◆ DO THIS
Pick out every line with the word "JSON" and copy it.

◆ RECORDS SHOWN
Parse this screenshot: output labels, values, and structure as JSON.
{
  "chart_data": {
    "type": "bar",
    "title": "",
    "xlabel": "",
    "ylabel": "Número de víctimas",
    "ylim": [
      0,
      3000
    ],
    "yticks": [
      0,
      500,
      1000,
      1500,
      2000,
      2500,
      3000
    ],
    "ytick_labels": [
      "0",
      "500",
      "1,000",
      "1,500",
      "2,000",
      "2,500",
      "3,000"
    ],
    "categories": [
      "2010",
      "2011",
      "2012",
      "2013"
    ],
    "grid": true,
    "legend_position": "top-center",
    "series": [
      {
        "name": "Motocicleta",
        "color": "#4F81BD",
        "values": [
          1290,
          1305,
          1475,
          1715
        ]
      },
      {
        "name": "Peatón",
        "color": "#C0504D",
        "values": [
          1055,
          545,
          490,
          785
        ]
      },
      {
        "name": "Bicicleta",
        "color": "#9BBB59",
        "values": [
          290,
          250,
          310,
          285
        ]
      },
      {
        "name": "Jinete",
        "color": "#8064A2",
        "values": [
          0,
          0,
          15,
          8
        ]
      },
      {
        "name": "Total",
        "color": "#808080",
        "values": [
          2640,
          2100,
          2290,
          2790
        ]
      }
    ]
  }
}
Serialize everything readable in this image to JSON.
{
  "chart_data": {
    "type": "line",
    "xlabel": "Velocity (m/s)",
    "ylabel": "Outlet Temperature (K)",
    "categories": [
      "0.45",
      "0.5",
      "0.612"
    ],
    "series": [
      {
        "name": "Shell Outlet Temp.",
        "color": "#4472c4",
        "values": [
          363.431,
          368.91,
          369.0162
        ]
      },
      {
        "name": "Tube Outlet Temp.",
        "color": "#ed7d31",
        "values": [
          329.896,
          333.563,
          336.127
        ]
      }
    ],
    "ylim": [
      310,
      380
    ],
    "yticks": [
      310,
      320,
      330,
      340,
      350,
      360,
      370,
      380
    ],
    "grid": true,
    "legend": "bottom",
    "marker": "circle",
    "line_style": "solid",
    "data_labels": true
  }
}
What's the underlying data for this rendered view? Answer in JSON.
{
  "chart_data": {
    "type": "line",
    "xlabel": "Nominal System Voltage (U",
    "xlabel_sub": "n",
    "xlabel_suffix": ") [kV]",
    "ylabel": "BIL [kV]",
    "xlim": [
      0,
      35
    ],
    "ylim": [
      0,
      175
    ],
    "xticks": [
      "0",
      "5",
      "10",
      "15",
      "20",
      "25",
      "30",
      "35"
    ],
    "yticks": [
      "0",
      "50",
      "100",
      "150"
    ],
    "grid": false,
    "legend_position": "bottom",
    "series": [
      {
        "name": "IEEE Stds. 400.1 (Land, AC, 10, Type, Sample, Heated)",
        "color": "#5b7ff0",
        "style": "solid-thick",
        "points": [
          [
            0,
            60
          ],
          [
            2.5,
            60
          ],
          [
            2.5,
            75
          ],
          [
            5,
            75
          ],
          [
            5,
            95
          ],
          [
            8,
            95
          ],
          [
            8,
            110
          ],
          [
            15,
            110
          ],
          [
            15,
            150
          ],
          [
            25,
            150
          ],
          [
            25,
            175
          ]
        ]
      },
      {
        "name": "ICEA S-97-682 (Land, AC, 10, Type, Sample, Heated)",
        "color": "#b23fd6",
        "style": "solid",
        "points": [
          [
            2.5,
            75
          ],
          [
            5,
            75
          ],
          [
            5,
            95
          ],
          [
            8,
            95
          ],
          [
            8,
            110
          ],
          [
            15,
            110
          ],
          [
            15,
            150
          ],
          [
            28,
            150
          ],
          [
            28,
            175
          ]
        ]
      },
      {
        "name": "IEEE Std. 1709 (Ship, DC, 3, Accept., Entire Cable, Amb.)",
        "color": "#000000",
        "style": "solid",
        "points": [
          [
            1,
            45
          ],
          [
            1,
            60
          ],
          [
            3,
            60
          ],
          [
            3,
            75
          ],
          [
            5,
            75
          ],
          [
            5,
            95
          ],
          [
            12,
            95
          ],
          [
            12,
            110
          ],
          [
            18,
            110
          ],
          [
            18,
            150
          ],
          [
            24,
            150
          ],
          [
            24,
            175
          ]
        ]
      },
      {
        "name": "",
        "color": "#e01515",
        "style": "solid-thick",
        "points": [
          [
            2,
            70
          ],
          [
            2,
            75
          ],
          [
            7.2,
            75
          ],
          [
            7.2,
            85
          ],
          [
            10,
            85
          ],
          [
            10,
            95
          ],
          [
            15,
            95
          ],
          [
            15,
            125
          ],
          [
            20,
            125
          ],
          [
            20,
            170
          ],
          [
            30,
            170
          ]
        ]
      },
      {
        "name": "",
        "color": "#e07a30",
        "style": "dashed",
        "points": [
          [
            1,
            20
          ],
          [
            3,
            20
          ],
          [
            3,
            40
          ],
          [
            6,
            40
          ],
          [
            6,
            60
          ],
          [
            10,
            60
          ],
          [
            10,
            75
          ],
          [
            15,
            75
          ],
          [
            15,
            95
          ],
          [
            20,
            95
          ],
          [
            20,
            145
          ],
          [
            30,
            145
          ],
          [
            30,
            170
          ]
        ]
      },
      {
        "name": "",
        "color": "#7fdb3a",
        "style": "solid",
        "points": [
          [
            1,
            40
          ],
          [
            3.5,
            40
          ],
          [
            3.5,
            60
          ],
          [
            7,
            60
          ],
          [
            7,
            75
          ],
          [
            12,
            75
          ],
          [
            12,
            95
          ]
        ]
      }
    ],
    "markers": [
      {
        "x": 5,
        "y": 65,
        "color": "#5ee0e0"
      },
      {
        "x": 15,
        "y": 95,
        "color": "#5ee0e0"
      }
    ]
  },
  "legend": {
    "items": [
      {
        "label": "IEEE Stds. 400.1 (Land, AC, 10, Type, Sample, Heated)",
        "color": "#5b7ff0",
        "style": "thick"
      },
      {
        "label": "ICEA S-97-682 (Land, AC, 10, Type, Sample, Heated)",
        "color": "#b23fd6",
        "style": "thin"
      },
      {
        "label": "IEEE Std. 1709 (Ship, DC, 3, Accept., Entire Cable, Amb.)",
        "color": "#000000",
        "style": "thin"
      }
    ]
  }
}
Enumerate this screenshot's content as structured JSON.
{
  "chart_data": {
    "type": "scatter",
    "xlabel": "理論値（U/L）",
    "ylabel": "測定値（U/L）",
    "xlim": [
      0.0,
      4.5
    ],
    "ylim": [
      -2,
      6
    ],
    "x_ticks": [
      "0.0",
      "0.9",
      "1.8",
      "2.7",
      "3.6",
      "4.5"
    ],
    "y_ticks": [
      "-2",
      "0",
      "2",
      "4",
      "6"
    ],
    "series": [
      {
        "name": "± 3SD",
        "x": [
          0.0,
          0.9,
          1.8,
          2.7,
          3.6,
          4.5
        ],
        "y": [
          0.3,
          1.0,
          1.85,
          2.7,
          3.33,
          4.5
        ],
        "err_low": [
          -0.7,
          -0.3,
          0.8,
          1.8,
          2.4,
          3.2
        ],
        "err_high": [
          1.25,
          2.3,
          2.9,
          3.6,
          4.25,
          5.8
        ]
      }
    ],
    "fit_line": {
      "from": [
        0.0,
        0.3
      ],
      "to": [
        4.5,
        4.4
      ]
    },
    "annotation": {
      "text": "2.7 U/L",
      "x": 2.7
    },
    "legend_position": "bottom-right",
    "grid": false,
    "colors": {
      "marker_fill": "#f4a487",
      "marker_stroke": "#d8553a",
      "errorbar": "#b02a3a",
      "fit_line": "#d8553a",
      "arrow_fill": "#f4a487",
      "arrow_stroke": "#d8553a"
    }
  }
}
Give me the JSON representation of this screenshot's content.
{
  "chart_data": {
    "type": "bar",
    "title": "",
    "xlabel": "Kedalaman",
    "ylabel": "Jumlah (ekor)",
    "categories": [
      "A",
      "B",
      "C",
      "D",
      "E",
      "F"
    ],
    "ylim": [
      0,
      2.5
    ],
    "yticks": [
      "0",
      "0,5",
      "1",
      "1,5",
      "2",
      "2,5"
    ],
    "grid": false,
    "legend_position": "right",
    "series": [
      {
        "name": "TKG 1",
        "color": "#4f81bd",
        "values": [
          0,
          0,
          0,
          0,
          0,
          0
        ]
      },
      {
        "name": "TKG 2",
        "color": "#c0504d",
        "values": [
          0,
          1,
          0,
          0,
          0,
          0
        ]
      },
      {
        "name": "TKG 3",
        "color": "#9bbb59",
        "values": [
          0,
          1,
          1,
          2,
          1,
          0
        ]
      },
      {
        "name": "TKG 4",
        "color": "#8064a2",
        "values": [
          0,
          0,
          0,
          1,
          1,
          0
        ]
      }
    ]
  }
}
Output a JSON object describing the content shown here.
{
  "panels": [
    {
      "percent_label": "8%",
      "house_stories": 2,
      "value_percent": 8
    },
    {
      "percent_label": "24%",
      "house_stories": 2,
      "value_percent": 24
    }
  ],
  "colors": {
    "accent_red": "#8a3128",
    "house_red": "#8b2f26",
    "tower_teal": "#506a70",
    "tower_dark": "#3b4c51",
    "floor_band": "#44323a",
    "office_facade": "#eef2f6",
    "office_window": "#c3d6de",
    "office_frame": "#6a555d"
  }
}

◆ COMPLETED TASK
Parse this screenshot: output labels, values, and structure as JSON.
Serialize everything readable in this image to JSON.
What's the underlying data for this rendered view? Answer in JSON.
Enumerate this screenshot's content as structured JSON.
Give me the JSON representation of this screenshot's content.
Output a JSON object describing the content shown here.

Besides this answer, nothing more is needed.